### STATED GOAL
Set the listing down unchanged, minus every embedded image.
--- Begin ---
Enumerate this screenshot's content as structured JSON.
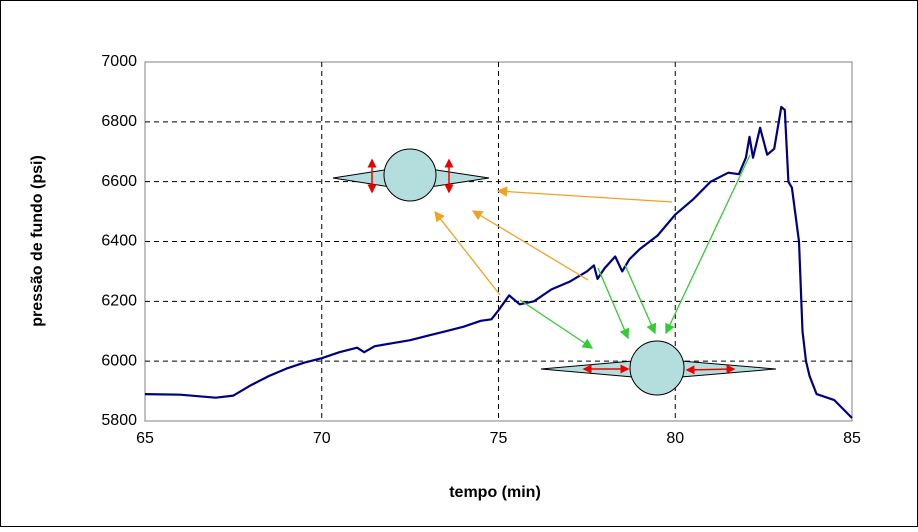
{
  "chart_data": {
    "type": "line",
    "xlabel": "tempo (min)",
    "ylabel": "pressão de fundo (psi)",
    "x": [
      65,
      66,
      67,
      67.5,
      68,
      68.5,
      69,
      69.5,
      70,
      70.5,
      71,
      71.2,
      71.5,
      72,
      72.5,
      73,
      73.5,
      74,
      74.5,
      74.8,
      75,
      75.3,
      75.6,
      76,
      76.5,
      77,
      77.5,
      77.7,
      77.8,
      78,
      78.3,
      78.5,
      78.7,
      79,
      79.5,
      80,
      80.5,
      81,
      81.5,
      81.8,
      82,
      82.1,
      82.2,
      82.4,
      82.6,
      82.8,
      83,
      83.1,
      83.2,
      83.3,
      83.5,
      83.6,
      83.7,
      83.8,
      84,
      84.5,
      85
    ],
    "series": [
      {
        "color": "#000080",
        "values": [
          5890,
          5888,
          5878,
          5885,
          5920,
          5950,
          5975,
          5995,
          6010,
          6030,
          6045,
          6030,
          6050,
          6060,
          6070,
          6085,
          6100,
          6115,
          6135,
          6140,
          6170,
          6220,
          6190,
          6200,
          6240,
          6265,
          6300,
          6320,
          6275,
          6310,
          6350,
          6300,
          6340,
          6375,
          6420,
          6490,
          6540,
          6600,
          6630,
          6625,
          6680,
          6750,
          6680,
          6780,
          6690,
          6710,
          6850,
          6840,
          6600,
          6580,
          6400,
          6100,
          6000,
          5950,
          5890,
          5870,
          5810
        ]
      }
    ],
    "xlim": [
      65,
      85
    ],
    "xticks": [
      65,
      70,
      75,
      80,
      85
    ],
    "ylim": [
      5800,
      7000
    ],
    "yticks": [
      5800,
      6000,
      6200,
      6400,
      6600,
      6800,
      7000
    ],
    "grid": true
  }
}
--- End ---
### ANSWER FOR THE TASK
Enumerate this screenshot's content as structured JSON.
{
  "chart_data": {
    "type": "line",
    "xlabel": "tempo (min)",
    "ylabel": "pressão de fundo (psi)",
    "x": [
      65,
      66,
      67,
      67.5,
      68,
      68.5,
      69,
      69.5,
      70,
      70.5,
      71,
      71.2,
      71.5,
      72,
      72.5,
      73,
      73.5,
      74,
      74.5,
      74.8,
      75,
      75.3,
      75.6,
      76,
      76.5,
      77,
      77.5,
      77.7,
      77.8,
      78,
      78.3,
      78.5,
      78.7,
      79,
      79.5,
      80,
      80.5,
      81,
      81.5,
      81.8,
      82,
      82.1,
      82.2,
      82.4,
      82.6,
      82.8,
      83,
      83.1,
      83.2,
      83.3,
      83.5,
      83.6,
      83.7,
      83.8,
      84,
      84.5,
      85
    ],
    "series": [
      {
        "color": "#000080",
        "values": [
          5890,
          5888,
          5878,
          5885,
          5920,
          5950,
          5975,
          5995,
          6010,
          6030,
          6045,
          6030,
          6050,
          6060,
          6070,
          6085,
          6100,
          6115,
          6135,
          6140,
          6170,
          6220,
          6190,
          6200,
          6240,
          6265,
          6300,
          6320,
          6275,
          6310,
          6350,
          6300,
          6340,
          6375,
          6420,
          6490,
          6540,
          6600,
          6630,
          6625,
          6680,
          6750,
          6680,
          6780,
          6690,
          6710,
          6850,
          6840,
          6600,
          6580,
          6400,
          6100,
          6000,
          5950,
          5890,
          5870,
          5810
        ]
      }
    ],
    "xlim": [
      65,
      85
    ],
    "xticks": [
      65,
      70,
      75,
      80,
      85
    ],
    "ylim": [
      5800,
      7000
    ],
    "yticks": [
      5800,
      6000,
      6200,
      6400,
      6600,
      6800,
      7000
    ],
    "grid": true
  }
}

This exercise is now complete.